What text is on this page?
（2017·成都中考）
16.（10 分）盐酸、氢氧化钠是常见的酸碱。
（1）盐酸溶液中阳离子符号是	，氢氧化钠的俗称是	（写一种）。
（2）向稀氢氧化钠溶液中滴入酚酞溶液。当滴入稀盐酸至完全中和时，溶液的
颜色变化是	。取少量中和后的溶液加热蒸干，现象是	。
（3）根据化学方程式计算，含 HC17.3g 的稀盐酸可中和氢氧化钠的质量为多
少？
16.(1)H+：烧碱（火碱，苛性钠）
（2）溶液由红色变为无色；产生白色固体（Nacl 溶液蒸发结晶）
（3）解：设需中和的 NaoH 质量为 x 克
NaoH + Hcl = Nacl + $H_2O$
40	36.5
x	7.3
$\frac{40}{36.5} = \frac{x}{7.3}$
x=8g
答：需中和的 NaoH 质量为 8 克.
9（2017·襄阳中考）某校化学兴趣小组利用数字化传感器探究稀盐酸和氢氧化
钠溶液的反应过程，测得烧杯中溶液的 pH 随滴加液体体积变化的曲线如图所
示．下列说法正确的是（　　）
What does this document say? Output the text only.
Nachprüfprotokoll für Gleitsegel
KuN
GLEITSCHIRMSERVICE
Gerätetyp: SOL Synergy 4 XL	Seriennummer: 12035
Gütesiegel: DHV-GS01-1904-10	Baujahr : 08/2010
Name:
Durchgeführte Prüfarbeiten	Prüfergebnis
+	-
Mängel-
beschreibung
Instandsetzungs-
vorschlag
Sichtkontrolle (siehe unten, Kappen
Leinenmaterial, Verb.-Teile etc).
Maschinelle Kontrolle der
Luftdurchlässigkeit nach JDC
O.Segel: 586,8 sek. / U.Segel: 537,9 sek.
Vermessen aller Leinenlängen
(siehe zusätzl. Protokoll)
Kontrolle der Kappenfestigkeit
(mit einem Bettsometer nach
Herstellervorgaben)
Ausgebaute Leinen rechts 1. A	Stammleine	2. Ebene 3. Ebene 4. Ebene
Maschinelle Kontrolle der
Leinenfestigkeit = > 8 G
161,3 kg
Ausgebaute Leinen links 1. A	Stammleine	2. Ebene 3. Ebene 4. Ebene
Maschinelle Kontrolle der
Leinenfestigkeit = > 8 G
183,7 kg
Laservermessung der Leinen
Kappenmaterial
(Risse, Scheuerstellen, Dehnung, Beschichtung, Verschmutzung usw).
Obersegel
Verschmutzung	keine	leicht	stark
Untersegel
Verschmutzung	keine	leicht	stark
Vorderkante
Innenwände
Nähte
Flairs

→ **Task to complete**:
Take the listing above and set it down exactly.

→ **Written answer**:
What text is on this page?
（2017·成都中考）
16.（10 分）盐酸、氢氧化钠是常见的酸碱。
（1）盐酸溶液中阳离子符号是	，氢氧化钠的俗称是	（写一种）。
（2）向稀氢氧化钠溶液中滴入酚酞溶液。当滴入稀盐酸至完全中和时，溶液的
颜色变化是	。取少量中和后的溶液加热蒸干，现象是	。
（3）根据化学方程式计算，含 HC17.3g 的稀盐酸可中和氢氧化钠的质量为多
少？
16.(1)H+：烧碱（火碱，苛性钠）
（2）溶液由红色变为无色；产生白色固体（Nacl 溶液蒸发结晶）
（3）解：设需中和的 NaoH 质量为 x 克
NaoH + Hcl = Nacl + $H_2O$
40	36.5
x	7.3
$\frac{40}{36.5} = \frac{x}{7.3}$
x=8g
答：需中和的 NaoH 质量为 8 克.
9（2017·襄阳中考）某校化学兴趣小组利用数字化传感器探究稀盐酸和氢氧化
钠溶液的反应过程，测得烧杯中溶液的 pH 随滴加液体体积变化的曲线如图所
示．下列说法正确的是（　　）
What does this document say? Output the text only.
Nachprüfprotokoll für Gleitsegel
KuN
GLEITSCHIRMSERVICE
Gerätetyp: SOL Synergy 4 XL	Seriennummer: 12035
Gütesiegel: DHV-GS01-1904-10	Baujahr : 08/2010
Name:
Durchgeführte Prüfarbeiten	Prüfergebnis
+	-
Mängel-
beschreibung
Instandsetzungs-
vorschlag
Sichtkontrolle (siehe unten, Kappen
Leinenmaterial, Verb.-Teile etc).
Maschinelle Kontrolle der
Luftdurchlässigkeit nach JDC
O.Segel: 586,8 sek. / U.Segel: 537,9 sek.
Vermessen aller Leinenlängen
(siehe zusätzl. Protokoll)
Kontrolle der Kappenfestigkeit
(mit einem Bettsometer nach
Herstellervorgaben)
Ausgebaute Leinen rechts 1. A	Stammleine	2. Ebene 3. Ebene 4. Ebene
Maschinelle Kontrolle der
Leinenfestigkeit = > 8 G
161,3 kg
Ausgebaute Leinen links 1. A	Stammleine	2. Ebene 3. Ebene 4. Ebene
Maschinelle Kontrolle der
Leinenfestigkeit = > 8 G
183,7 kg
Laservermessung der Leinen
Kappenmaterial
(Risse, Scheuerstellen, Dehnung, Beschichtung, Verschmutzung usw).
Obersegel
Verschmutzung	keine	leicht	stark
Untersegel
Verschmutzung	keine	leicht	stark
Vorderkante
Innenwände
Nähte
Flairs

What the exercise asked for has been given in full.